Print the complete set of entries exactly.

Data for the task:
##############################
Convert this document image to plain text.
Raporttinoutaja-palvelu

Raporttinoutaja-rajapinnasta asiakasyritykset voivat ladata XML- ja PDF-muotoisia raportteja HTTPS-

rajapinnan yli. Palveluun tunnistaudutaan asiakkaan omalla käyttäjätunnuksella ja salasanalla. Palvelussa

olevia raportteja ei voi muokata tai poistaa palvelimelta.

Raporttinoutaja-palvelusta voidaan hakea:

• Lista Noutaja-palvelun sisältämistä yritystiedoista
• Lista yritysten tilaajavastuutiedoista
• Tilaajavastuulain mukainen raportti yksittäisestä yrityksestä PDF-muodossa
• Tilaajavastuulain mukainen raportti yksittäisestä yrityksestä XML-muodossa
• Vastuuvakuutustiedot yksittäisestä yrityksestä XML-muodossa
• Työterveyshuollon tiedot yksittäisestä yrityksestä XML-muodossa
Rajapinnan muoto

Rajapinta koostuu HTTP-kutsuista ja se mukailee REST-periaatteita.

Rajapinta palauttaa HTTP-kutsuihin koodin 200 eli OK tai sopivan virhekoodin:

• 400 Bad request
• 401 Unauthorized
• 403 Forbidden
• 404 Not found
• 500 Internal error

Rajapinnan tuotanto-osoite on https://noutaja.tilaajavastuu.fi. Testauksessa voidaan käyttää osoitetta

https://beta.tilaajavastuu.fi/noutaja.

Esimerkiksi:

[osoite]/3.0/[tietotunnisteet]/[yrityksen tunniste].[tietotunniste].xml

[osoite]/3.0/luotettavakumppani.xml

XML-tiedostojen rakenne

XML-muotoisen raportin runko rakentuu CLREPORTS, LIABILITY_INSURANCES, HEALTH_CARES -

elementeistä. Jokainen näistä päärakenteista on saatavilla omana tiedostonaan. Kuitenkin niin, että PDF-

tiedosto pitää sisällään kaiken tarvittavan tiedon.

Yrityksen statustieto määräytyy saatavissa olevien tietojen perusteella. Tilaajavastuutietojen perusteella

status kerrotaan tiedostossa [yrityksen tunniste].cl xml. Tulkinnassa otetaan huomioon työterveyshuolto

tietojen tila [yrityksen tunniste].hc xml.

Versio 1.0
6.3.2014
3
##############################
Solution for this exercise:
Convert this document image to plain text.
Raporttinoutaja-palvelu

Raporttinoutaja-rajapinnasta asiakasyritykset voivat ladata XML- ja PDF-muotoisia raportteja HTTPS-

rajapinnan yli. Palveluun tunnistaudutaan asiakkaan omalla käyttäjätunnuksella ja salasanalla. Palvelussa

olevia raportteja ei voi muokata tai poistaa palvelimelta.

Raporttinoutaja-palvelusta voidaan hakea:

• Lista Noutaja-palvelun sisältämistä yritystiedoista
• Lista yritysten tilaajavastuutiedoista
• Tilaajavastuulain mukainen raportti yksittäisestä yrityksestä PDF-muodossa
• Tilaajavastuulain mukainen raportti yksittäisestä yrityksestä XML-muodossa
• Vastuuvakuutustiedot yksittäisestä yrityksestä XML-muodossa
• Työterveyshuollon tiedot yksittäisestä yrityksestä XML-muodossa
Rajapinnan muoto

Rajapinta koostuu HTTP-kutsuista ja se mukailee REST-periaatteita.

Rajapinta palauttaa HTTP-kutsuihin koodin 200 eli OK tai sopivan virhekoodin:

• 400 Bad request
• 401 Unauthorized
• 403 Forbidden
• 404 Not found
• 500 Internal error

Rajapinnan tuotanto-osoite on https://noutaja.tilaajavastuu.fi. Testauksessa voidaan käyttää osoitetta

https://beta.tilaajavastuu.fi/noutaja.

Esimerkiksi:

[osoite]/3.0/[tietotunnisteet]/[yrityksen tunniste].[tietotunniste].xml

[osoite]/3.0/luotettavakumppani.xml

XML-tiedostojen rakenne

XML-muotoisen raportin runko rakentuu CLREPORTS, LIABILITY_INSURANCES, HEALTH_CARES -

elementeistä. Jokainen näistä päärakenteista on saatavilla omana tiedostonaan. Kuitenkin niin, että PDF-

tiedosto pitää sisällään kaiken tarvittavan tiedon.

Yrityksen statustieto määräytyy saatavissa olevien tietojen perusteella. Tilaajavastuutietojen perusteella

status kerrotaan tiedostossa [yrityksen tunniste].cl xml. Tulkinnassa otetaan huomioon työterveyshuolto

tietojen tila [yrityksen tunniste].hc xml.

Versio 1.0
6.3.2014
3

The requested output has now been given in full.